■ TEKS HALAMAN ■
══════════

10. Jasa di bidang tenaga kerja, meliputi jasa tenaga kerja, jasa penyediaan tenaga
kerja sepanjang pengusaha penyedia tenaga kerja tidak bertanggung jawab atas
hasil kerja dari tenaga kerja tersebut, dan jasa penyelenggaraan latihan bagi tenaga
kerja.
11. Jasa di bidang perhotelan, meliputi jasa persewaan kamar termasuk tambahannya
di hotel, rumah penginapan, motel, losmen, hostel serta fasilitas yang terkait
dengan kegiatan perhotelan untuk tamu yang menginap dan jasa persewaan
ruangan untuk kegiatan acara atau pertemuan di hotel, rumah penginapan, motel,
losmen dan hostel.
12. Jasa di bidang telekomunikasi meliputi jasa telepon umum coin-box dan jasa
telegram.

PPN atas Jasa perdagangan (Surat Edaran Direktut Jenderal Pajak Nomor SE-
08/PJ.52/1996 tanggal 29 Maret 1996)

1. Jasa perdagangan yang dikenakan PPN, meliputi :
Pengusaha jasa perdagangan dan penjual barang selaku penerima jasa
perdagangan berada di dalam Daerah Pabean.
Pengusaha jasa perdagangan dan pembeli selaku penerima jasa perdagangan
berada di dalam Daerah Pabean.
Pengusaha jasa perdagangan berada di luar Daerah Pabean sedang penjual
barang selaku penerima jasa perdagangan dan pembeli barang berada didalam
Daerah Pabean.

══════════

■ PERSYARATAN LATIHAN ■
**a)** Sunting bagian teks tentang PPN atas jasa antara "11. Jasa di" dan "losmen dan hostel.", termasuk keduanya, dengan mengganti "hostel" menjadi "asrama".
**b)** Menurut teks tentang PPN atas jasa, apa saja yang termasuk jasa di bidang telekomunikasi?
**c)** Tulis lanjutan teks tentang PPN atas jasa, dimulai setelah kalimat terakhirnya.
Data yang menyertai teks ini tidak diperlukan untuk mengerjakan apa pun.

══════════

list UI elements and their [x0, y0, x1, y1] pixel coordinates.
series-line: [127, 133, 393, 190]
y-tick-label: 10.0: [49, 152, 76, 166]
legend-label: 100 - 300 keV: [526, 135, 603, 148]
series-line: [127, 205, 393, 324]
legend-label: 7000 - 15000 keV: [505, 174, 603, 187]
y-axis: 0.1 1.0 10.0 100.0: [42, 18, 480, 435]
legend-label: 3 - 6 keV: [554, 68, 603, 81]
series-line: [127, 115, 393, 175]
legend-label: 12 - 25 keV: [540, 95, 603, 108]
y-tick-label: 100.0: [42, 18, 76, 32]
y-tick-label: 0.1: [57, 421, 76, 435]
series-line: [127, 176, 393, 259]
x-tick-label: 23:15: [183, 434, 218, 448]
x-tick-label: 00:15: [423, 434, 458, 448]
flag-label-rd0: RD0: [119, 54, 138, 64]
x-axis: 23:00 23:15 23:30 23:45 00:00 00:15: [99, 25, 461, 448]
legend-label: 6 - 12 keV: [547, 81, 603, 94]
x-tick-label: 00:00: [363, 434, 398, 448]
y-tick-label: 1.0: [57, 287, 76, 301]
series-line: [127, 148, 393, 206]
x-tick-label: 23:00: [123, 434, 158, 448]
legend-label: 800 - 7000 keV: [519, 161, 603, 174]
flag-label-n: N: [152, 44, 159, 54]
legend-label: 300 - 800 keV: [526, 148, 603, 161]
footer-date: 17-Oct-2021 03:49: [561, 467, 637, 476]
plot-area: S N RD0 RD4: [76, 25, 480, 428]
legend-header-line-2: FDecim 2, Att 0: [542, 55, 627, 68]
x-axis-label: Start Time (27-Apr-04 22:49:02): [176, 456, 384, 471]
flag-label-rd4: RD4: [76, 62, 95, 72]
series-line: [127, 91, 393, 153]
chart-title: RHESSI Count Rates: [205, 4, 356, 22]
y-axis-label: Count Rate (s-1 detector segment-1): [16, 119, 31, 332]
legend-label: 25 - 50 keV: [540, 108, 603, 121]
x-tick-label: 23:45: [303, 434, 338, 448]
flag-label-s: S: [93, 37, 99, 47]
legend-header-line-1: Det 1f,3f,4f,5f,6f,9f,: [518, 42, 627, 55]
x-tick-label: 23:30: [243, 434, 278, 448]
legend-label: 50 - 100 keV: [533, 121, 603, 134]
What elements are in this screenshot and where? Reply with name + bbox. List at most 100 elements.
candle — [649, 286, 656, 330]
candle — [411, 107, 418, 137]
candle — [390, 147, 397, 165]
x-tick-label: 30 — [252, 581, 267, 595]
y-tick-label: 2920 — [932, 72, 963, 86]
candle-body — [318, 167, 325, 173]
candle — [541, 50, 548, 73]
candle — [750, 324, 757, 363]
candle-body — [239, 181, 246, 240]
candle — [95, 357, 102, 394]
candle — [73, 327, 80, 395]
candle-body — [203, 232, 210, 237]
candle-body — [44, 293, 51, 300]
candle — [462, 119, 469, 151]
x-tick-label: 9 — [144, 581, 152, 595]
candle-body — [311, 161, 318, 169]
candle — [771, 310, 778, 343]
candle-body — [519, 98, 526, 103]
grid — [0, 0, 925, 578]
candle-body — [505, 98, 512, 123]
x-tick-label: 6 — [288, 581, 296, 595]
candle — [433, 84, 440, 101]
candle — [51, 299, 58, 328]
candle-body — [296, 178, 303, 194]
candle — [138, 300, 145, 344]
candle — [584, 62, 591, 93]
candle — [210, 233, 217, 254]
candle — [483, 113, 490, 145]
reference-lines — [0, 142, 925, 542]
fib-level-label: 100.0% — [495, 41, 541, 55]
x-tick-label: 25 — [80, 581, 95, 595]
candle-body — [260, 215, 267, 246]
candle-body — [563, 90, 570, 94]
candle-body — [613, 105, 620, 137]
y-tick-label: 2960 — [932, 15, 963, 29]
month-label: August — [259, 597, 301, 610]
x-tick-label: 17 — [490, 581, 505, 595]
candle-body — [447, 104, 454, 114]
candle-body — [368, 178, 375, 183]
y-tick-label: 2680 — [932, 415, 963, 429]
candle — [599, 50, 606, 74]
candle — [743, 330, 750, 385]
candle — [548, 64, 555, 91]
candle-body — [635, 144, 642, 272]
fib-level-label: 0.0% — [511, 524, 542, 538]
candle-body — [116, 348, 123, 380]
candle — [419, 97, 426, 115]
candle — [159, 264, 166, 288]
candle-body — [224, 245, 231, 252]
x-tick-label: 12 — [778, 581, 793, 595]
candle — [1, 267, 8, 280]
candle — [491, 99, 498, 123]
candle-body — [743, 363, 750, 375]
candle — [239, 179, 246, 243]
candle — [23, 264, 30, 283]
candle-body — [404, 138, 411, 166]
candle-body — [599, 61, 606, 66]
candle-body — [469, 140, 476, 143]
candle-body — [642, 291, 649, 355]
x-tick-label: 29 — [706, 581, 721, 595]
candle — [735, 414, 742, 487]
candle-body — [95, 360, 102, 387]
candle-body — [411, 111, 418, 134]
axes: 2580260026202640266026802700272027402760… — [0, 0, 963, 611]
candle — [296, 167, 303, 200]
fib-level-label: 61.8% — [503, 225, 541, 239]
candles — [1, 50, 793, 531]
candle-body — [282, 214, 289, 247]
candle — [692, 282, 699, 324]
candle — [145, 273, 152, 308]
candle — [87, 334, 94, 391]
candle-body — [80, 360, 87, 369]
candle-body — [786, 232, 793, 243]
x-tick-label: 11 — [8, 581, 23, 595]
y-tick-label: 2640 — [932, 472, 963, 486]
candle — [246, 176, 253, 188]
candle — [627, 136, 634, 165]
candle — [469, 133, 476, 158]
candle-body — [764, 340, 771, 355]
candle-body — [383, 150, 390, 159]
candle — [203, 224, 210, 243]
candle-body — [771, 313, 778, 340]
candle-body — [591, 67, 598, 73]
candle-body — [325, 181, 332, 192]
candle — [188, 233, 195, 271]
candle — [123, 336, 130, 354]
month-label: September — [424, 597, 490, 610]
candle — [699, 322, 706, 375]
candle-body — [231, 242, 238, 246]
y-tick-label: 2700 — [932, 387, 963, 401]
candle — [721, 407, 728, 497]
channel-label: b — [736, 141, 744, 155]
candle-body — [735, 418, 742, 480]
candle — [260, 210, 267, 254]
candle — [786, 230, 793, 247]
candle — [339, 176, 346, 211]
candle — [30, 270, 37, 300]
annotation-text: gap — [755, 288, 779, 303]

══════════

■ JAWABAN PER TUGAS ■
**a)**
11. Jasa di bidang perhotelan, meliputi jasa persewaan kamar termasuk tambahannya
di hotel, rumah penginapan, motel, losmen, asrama serta fasilitas yang terkait
dengan kegiatan perhotelan untuk tamu yang menginap dan jasa persewaan
ruangan untuk kegiatan acara atau pertemuan di hotel, rumah penginapan, motel,
losmen dan asrama.

**b)** Jasa di bidang telekomunikasi meliputi jasa telepon umum coin-box dan jasa telegram.

**c)**
Pengusaha jasa perdagangan berada di luar Daerah Pabean sedang pembeli
barang selaku penerima jasa perdagangan dan penjual barang di dalam Daerah
Pabean.
Pengusaha jasa perdagangan dan penjual barang berada di luar Daerah Pabean
sedang pembeli barang selaku penerima jasa perdagangan berada di dalam
Daerah pabean.
Pengusaha jasa perdagangan dan pembeli barang berada diluar Daerah Pabean
sedang penjual barang selaku penerima jasa perdagangan berada di dalam
Daerah Pabean.
Pengusaha jasa perdagangan dan pembeli barang berada di dalam Daerah
Pabean sedang penjual selaku penerima jasa perdagangan berada di luar
Daerah Pabean tetapi memiliki BUT di Indonesia meskipun pembayaran
dilakukan langsung oleh penjual dari luar Daerah Pabean (tanpa melalui BUTnya
di Indonesia) kepada pengusaha jasa perdagangan.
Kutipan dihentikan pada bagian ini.